## Material provided
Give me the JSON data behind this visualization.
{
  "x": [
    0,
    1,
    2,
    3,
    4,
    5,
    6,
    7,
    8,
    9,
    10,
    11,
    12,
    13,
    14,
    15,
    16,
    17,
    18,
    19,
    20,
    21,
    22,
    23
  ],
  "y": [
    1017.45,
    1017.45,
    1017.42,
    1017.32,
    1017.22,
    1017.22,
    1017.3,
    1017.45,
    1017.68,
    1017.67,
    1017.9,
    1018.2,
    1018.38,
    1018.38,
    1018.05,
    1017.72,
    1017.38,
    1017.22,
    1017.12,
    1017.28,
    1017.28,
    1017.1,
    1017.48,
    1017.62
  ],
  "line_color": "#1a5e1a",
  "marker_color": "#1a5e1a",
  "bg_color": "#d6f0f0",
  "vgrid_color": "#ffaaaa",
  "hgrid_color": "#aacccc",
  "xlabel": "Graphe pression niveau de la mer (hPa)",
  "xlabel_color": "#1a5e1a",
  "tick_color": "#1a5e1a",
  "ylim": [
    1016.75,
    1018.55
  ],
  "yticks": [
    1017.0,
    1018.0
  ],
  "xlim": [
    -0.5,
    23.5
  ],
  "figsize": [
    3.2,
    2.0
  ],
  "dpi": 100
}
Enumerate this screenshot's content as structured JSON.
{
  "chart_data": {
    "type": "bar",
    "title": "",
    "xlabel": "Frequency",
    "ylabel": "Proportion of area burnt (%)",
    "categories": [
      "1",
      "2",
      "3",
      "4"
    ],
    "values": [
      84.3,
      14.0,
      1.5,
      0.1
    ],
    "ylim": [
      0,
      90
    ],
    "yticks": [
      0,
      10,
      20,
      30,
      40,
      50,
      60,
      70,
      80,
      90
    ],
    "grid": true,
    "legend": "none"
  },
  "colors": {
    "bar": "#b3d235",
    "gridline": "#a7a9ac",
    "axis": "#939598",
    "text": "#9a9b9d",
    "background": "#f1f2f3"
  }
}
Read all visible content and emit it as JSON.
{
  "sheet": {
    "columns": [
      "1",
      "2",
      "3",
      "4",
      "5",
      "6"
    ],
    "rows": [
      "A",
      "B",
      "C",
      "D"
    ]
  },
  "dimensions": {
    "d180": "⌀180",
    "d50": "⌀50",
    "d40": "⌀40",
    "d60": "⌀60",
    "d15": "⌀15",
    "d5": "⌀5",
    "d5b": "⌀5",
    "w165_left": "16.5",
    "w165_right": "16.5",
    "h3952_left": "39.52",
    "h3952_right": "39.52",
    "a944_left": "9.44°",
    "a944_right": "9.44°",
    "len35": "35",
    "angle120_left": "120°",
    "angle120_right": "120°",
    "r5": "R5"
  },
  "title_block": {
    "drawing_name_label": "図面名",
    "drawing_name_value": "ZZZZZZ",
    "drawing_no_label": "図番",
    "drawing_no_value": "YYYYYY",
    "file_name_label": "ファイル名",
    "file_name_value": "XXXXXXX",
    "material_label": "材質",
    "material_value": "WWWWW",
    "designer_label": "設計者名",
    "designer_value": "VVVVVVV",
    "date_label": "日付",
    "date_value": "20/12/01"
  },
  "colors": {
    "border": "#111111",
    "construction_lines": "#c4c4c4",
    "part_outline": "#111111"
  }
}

## Given instruction
Write out all of the records once more, exactly.

## Result of the exercise
Give me the JSON data behind this visualization.
{
  "x": [
    0,
    1,
    2,
    3,
    4,
    5,
    6,
    7,
    8,
    9,
    10,
    11,
    12,
    13,
    14,
    15,
    16,
    17,
    18,
    19,
    20,
    21,
    22,
    23
  ],
  "y": [
    1017.45,
    1017.45,
    1017.42,
    1017.32,
    1017.22,
    1017.22,
    1017.3,
    1017.45,
    1017.68,
    1017.67,
    1017.9,
    1018.2,
    1018.38,
    1018.38,
    1018.05,
    1017.72,
    1017.38,
    1017.22,
    1017.12,
    1017.28,
    1017.28,
    1017.1,
    1017.48,
    1017.62
  ],
  "line_color": "#1a5e1a",
  "marker_color": "#1a5e1a",
  "bg_color": "#d6f0f0",
  "vgrid_color": "#ffaaaa",
  "hgrid_color": "#aacccc",
  "xlabel": "Graphe pression niveau de la mer (hPa)",
  "xlabel_color": "#1a5e1a",
  "tick_color": "#1a5e1a",
  "ylim": [
    1016.75,
    1018.55
  ],
  "yticks": [
    1017.0,
    1018.0
  ],
  "xlim": [
    -0.5,
    23.5
  ],
  "figsize": [
    3.2,
    2.0
  ],
  "dpi": 100
}
Enumerate this screenshot's content as structured JSON.
{
  "chart_data": {
    "type": "bar",
    "title": "",
    "xlabel": "Frequency",
    "ylabel": "Proportion of area burnt (%)",
    "categories": [
      "1",
      "2",
      "3",
      "4"
    ],
    "values": [
      84.3,
      14.0,
      1.5,
      0.1
    ],
    "ylim": [
      0,
      90
    ],
    "yticks": [
      0,
      10,
      20,
      30,
      40,
      50,
      60,
      70,
      80,
      90
    ],
    "grid": true,
    "legend": "none"
  },
  "colors": {
    "bar": "#b3d235",
    "gridline": "#a7a9ac",
    "axis": "#939598",
    "text": "#9a9b9d",
    "background": "#f1f2f3"
  }
}
Read all visible content and emit it as JSON.
{
  "sheet": {
    "columns": [
      "1",
      "2",
      "3",
      "4",
      "5",
      "6"
    ],
    "rows": [
      "A",
      "B",
      "C",
      "D"
    ]
  },
  "dimensions": {
    "d180": "⌀180",
    "d50": "⌀50",
    "d40": "⌀40",
    "d60": "⌀60",
    "d15": "⌀15",
    "d5": "⌀5",
    "d5b": "⌀5",
    "w165_left": "16.5",
    "w165_right": "16.5",
    "h3952_left": "39.52",
    "h3952_right": "39.52",
    "a944_left": "9.44°",
    "a944_right": "9.44°",
    "len35": "35",
    "angle120_left": "120°",
    "angle120_right": "120°",
    "r5": "R5"
  },
  "title_block": {
    "drawing_name_label": "図面名",
    "drawing_name_value": "ZZZZZZ",
    "drawing_no_label": "図番",
    "drawing_no_value": "YYYYYY",
    "file_name_label": "ファイル名",
    "file_name_value": "XXXXXXX",
    "material_label": "材質",
    "material_value": "WWWWW",
    "designer_label": "設計者名",
    "designer_value": "VVVVVVV",
    "date_label": "日付",
    "date_value": "20/12/01"
  },
  "colors": {
    "border": "#111111",
    "construction_lines": "#c4c4c4",
    "part_outline": "#111111"
  }
}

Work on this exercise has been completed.